The request:
Quote all entries exactly, leaving pictures aside.
── Provided data
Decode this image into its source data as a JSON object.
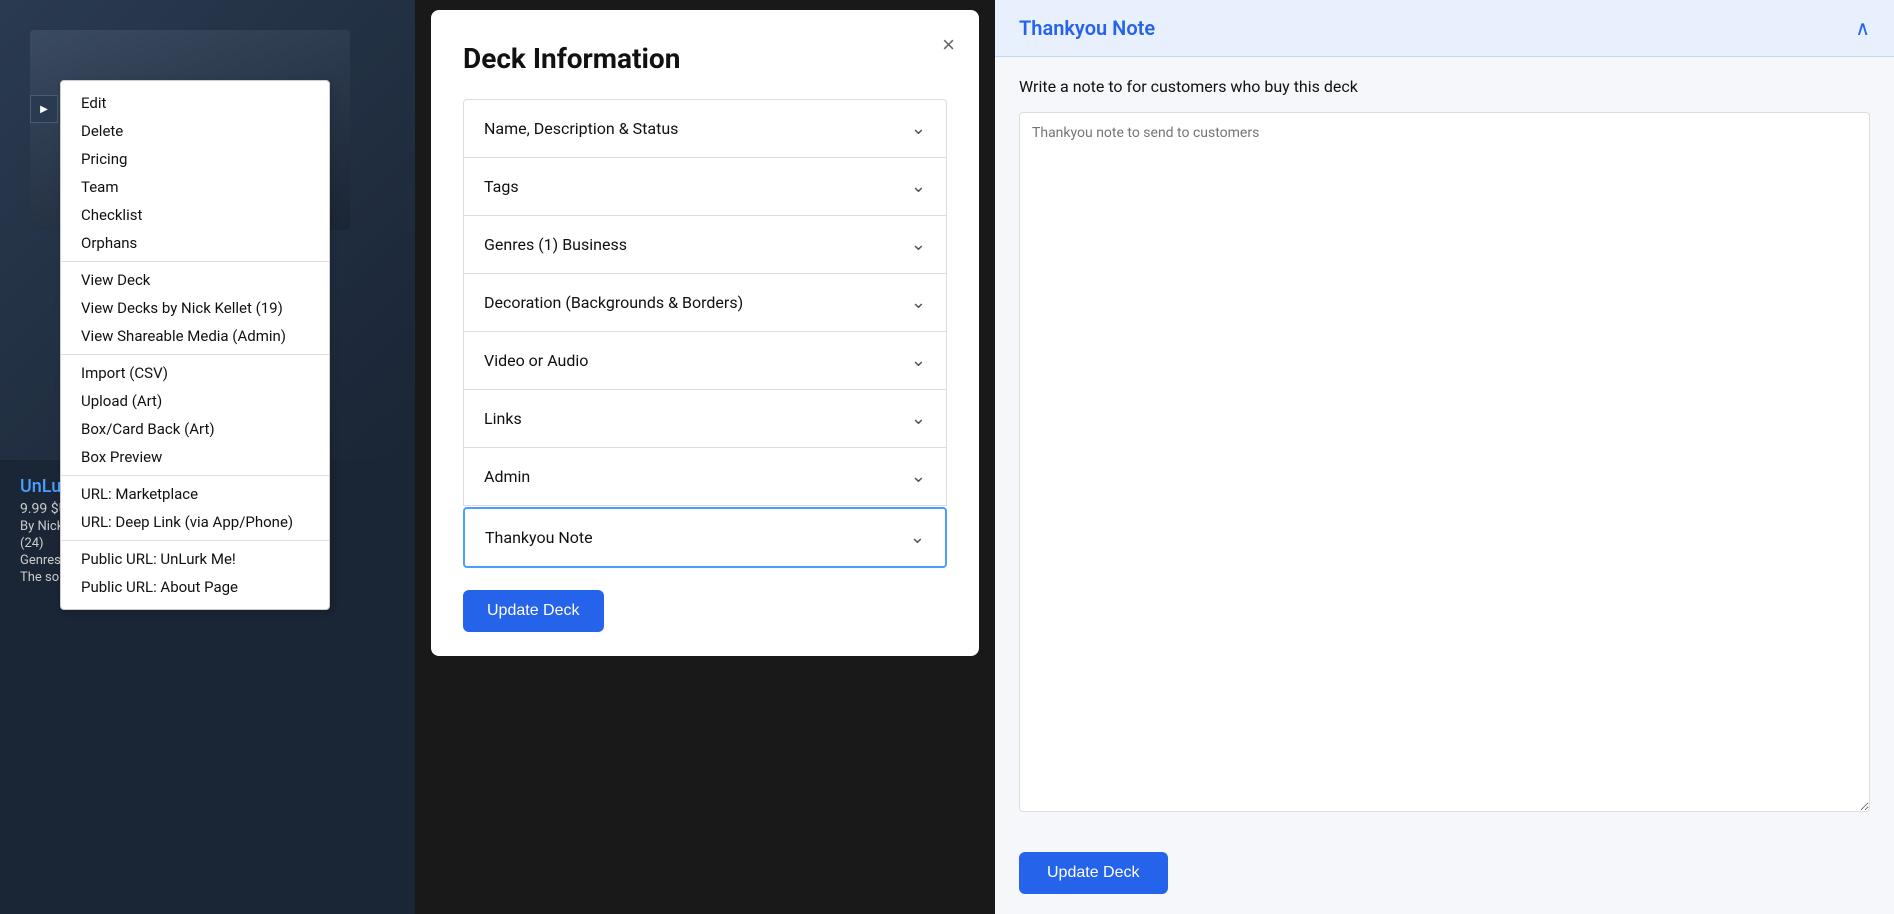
{
  "leftPanel": {
    "expandBtn": "▶",
    "deckNameLink": "UnLur...",
    "deckPrice": "9.99 $U...",
    "deckAuthor": "By Nick...",
    "deckCount": "(24)",
    "deckGenre": "Genres...",
    "deckDesc": "The so..."
  },
  "contextMenu": {
    "items": [
      {
        "label": "Edit",
        "group": 1
      },
      {
        "label": "Delete",
        "group": 1
      },
      {
        "label": "Pricing",
        "group": 1
      },
      {
        "label": "Team",
        "group": 1
      },
      {
        "label": "Checklist",
        "group": 1
      },
      {
        "label": "Orphans",
        "group": 1
      },
      {
        "label": "View Deck",
        "group": 2
      },
      {
        "label": "View Decks by Nick Kellet (19)",
        "group": 2
      },
      {
        "label": "View Shareable Media (Admin)",
        "group": 2
      },
      {
        "label": "Import (CSV)",
        "group": 3
      },
      {
        "label": "Upload (Art)",
        "group": 3
      },
      {
        "label": "Box/Card Back (Art)",
        "group": 3
      },
      {
        "label": "Box Preview",
        "group": 3
      },
      {
        "label": "URL: Marketplace",
        "group": 4
      },
      {
        "label": "URL: Deep Link (via App/Phone)",
        "group": 4
      },
      {
        "label": "Public URL: UnLurk Me!",
        "group": 5
      },
      {
        "label": "Public URL: About Page",
        "group": 5
      }
    ]
  },
  "modal": {
    "title": "Deck Information",
    "closeLabel": "×",
    "accordionItems": [
      {
        "label": "Name, Description & Status",
        "active": false
      },
      {
        "label": "Tags",
        "active": false
      },
      {
        "label": "Genres (1) Business",
        "active": false
      },
      {
        "label": "Decoration (Backgrounds & Borders)",
        "active": false
      },
      {
        "label": "Video or Audio",
        "active": false
      },
      {
        "label": "Links",
        "active": false
      },
      {
        "label": "Admin",
        "active": false
      },
      {
        "label": "Thankyou Note",
        "active": true
      }
    ],
    "updateBtn": "Update Deck"
  },
  "rightPanel": {
    "headerTitle": "Thankyou Note",
    "chevronUp": "∧",
    "description": "Write a note to for customers who buy this deck",
    "textareaPlaceholder": "Thankyou note to send to customers",
    "updateBtn": "Update Deck"
  }
}
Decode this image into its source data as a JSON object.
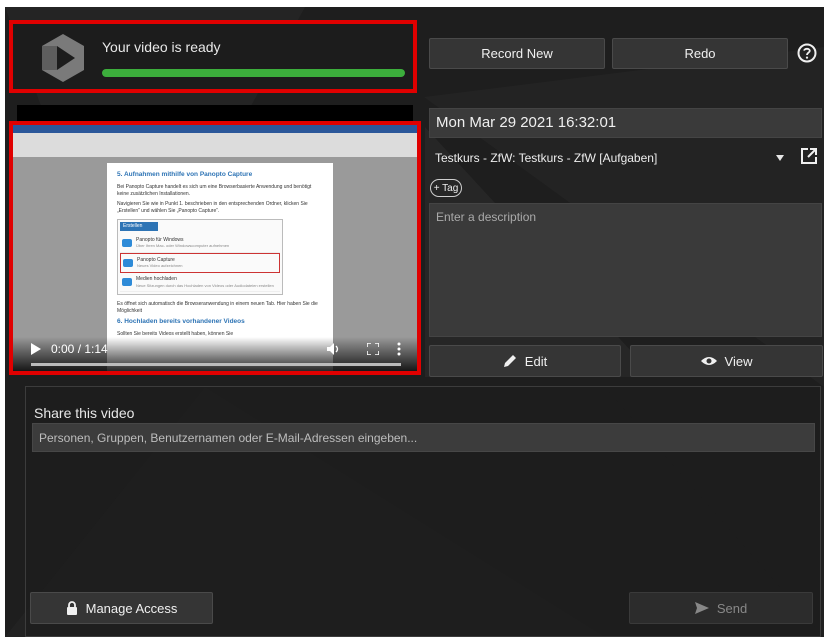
────
Expected answer:
Decode this image into its source data as a JSON object.
{
  "leftPanel": {
    "expandBtn": "▶",
    "deckNameLink": "UnLur...",
    "deckPrice": "9.99 $U...",
    "deckAuthor": "By Nick...",
    "deckCount": "(24)",
    "deckGenre": "Genres...",
    "deckDesc": "The so..."
  },
  "contextMenu": {
    "items": [
      {
        "label": "Edit",
        "group": 1
      },
      {
        "label": "Delete",
        "group": 1
      },
      {
        "label": "Pricing",
        "group": 1
      },
      {
        "label": "Team",
        "group": 1
      },
      {
        "label": "Checklist",
        "group": 1
      },
      {
        "label": "Orphans",
        "group": 1
      },
      {
        "label": "View Deck",
        "group": 2
      },
      {
        "label": "View Decks by Nick Kellet (19)",
        "group": 2
      },
      {
        "label": "View Shareable Media (Admin)",
        "group": 2
      },
      {
        "label": "Import (CSV)",
        "group": 3
      },
      {
        "label": "Upload (Art)",
        "group": 3
      },
      {
        "label": "Box/Card Back (Art)",
        "group": 3
      },
      {
        "label": "Box Preview",
        "group": 3
      },
      {
        "label": "URL: Marketplace",
        "group": 4
      },
      {
        "label": "URL: Deep Link (via App/Phone)",
        "group": 4
      },
      {
        "label": "Public URL: UnLurk Me!",
        "group": 5
      },
      {
        "label": "Public URL: About Page",
        "group": 5
      }
    ]
  },
  "modal": {
    "title": "Deck Information",
    "closeLabel": "×",
    "accordionItems": [
      {
        "label": "Name, Description & Status",
        "active": false
      },
      {
        "label": "Tags",
        "active": false
      },
      {
        "label": "Genres (1) Business",
        "active": false
      },
      {
        "label": "Decoration (Backgrounds & Borders)",
        "active": false
      },
      {
        "label": "Video or Audio",
        "active": false
      },
      {
        "label": "Links",
        "active": false
      },
      {
        "label": "Admin",
        "active": false
      },
      {
        "label": "Thankyou Note",
        "active": true
      }
    ],
    "updateBtn": "Update Deck"
  },
  "rightPanel": {
    "headerTitle": "Thankyou Note",
    "chevronUp": "∧",
    "description": "Write a note to for customers who buy this deck",
    "textareaPlaceholder": "Thankyou note to send to customers",
    "updateBtn": "Update Deck"
  }
}
Decode this image into its source data as a JSON object.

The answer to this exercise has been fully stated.